INSTRUCTIONS FOR THE TASK: Where "Holger" occurs in a line of the entries below, copy that line.
** DATA follows **
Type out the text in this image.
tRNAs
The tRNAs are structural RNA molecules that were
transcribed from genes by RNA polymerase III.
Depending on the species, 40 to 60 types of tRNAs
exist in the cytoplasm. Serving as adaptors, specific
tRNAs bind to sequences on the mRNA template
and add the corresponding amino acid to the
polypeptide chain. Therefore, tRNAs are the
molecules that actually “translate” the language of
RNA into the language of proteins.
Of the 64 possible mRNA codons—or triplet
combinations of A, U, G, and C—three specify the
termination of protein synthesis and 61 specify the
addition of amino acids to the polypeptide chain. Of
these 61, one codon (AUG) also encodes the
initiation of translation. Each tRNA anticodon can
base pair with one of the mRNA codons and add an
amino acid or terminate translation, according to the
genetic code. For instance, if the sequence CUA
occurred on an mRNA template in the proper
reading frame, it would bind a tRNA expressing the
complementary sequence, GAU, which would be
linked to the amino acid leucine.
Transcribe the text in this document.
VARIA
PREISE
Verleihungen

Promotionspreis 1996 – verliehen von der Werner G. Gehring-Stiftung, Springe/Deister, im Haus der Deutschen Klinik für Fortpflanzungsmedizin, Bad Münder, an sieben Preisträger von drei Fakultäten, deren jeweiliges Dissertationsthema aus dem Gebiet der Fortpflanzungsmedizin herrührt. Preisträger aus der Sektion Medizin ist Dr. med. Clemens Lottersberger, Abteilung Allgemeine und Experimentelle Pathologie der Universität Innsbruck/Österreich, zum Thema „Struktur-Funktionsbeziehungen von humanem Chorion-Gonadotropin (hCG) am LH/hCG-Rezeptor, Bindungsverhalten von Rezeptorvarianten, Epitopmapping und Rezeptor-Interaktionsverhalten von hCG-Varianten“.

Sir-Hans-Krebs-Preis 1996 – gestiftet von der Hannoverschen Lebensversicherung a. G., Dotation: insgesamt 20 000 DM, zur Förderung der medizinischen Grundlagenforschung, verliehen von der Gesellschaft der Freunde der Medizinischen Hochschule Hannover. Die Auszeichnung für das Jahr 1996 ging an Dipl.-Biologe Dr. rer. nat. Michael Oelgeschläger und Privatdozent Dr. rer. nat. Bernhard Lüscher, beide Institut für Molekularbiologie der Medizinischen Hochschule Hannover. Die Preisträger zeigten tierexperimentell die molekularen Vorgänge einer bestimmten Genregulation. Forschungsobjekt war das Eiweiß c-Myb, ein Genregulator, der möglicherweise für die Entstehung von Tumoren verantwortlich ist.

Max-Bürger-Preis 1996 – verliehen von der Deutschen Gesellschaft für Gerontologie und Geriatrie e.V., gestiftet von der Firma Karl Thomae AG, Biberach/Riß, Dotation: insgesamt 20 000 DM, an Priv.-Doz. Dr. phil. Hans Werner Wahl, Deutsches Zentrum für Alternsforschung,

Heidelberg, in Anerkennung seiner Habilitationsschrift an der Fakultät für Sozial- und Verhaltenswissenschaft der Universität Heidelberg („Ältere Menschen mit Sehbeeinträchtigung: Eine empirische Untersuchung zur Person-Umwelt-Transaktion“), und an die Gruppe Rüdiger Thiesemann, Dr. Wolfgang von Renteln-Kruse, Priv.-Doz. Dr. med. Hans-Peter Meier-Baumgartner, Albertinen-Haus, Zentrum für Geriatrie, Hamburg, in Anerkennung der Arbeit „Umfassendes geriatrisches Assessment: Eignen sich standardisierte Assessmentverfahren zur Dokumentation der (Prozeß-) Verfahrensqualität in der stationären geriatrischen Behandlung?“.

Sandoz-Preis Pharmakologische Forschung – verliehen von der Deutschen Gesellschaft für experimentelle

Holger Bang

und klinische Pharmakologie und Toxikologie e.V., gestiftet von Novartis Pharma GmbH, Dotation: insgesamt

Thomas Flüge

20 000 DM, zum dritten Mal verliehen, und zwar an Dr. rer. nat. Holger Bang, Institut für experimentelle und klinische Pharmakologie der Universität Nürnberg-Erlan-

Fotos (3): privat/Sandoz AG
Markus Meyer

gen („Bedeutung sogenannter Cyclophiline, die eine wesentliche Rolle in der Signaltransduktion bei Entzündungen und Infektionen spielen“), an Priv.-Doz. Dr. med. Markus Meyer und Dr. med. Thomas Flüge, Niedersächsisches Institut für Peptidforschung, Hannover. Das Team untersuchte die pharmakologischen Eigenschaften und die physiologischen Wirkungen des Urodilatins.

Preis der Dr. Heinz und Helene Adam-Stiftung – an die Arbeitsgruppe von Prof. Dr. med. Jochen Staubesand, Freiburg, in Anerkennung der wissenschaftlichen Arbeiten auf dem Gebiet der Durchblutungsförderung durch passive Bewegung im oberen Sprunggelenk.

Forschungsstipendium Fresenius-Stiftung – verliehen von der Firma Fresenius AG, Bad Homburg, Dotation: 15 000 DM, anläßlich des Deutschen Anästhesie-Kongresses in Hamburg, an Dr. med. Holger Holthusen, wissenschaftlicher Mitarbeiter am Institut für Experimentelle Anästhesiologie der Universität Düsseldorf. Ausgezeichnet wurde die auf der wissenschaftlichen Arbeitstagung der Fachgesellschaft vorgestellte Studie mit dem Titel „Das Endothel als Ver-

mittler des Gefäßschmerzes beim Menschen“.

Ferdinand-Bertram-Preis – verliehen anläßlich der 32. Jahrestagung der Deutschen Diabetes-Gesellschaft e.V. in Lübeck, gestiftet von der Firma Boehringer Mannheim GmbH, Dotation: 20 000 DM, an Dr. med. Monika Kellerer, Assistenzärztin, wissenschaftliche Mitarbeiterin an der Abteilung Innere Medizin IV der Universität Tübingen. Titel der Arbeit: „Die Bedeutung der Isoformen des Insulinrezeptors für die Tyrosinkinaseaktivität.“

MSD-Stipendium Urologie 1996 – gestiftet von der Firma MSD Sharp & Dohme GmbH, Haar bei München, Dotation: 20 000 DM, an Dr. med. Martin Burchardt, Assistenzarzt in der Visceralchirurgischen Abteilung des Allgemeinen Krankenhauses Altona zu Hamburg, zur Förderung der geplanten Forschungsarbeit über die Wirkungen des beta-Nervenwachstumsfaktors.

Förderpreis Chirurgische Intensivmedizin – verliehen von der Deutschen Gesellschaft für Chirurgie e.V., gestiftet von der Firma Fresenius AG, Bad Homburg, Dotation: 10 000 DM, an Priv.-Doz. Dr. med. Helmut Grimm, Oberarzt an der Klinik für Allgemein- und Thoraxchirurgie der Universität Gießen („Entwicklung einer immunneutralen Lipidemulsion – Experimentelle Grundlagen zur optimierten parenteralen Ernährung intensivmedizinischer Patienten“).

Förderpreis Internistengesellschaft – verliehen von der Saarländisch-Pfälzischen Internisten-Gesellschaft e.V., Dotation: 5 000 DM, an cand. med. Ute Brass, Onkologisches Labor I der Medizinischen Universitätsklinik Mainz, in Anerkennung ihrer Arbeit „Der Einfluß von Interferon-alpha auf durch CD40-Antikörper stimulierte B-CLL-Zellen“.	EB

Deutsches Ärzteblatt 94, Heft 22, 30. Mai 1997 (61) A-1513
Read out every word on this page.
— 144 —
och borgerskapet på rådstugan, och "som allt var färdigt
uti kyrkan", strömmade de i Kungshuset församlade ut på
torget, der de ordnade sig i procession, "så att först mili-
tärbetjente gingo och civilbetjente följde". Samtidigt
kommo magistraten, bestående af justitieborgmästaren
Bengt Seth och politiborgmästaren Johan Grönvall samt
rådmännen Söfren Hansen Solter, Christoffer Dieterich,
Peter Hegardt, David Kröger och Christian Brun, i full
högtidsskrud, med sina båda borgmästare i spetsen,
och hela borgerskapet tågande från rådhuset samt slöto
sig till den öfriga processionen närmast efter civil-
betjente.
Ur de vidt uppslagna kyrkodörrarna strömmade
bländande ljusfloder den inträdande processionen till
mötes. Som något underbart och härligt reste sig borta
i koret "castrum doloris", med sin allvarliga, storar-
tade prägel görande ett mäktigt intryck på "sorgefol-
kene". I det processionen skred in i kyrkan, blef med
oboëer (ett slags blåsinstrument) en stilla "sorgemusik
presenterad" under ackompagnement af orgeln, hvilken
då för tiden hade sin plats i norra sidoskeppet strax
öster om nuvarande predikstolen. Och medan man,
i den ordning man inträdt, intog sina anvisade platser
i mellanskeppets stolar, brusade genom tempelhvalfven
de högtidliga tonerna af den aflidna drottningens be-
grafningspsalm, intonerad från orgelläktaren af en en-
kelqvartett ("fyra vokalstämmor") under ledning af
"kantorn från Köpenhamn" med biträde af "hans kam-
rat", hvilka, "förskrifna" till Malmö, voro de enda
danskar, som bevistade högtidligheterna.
** End of DATA **
COMPLETED TASK:
Holger Bang
20 000 DM, zum dritten Mal verliehen, und zwar an Dr. rer. nat. Holger Bang, Institut für experimentelle und klinische Pharmakologie der Universität Nürnberg-Erlan-
Forschungsstipendium Fresenius-Stiftung – verliehen von der Firma Fresenius AG, Bad Homburg, Dotation: 15 000 DM, anläßlich des Deutschen Anästhesie-Kongresses in Hamburg, an Dr. med. Holger Holthusen, wissenschaftlicher Mitarbeiter am Institut für Experimentelle Anästhesiologie der Universität Düsseldorf. Ausgezeichnet wurde die auf der wissenschaftlichen Arbeitstagung der Fachgesellschaft vorgestellte Studie mit dem Titel „Das Endothel als Ver-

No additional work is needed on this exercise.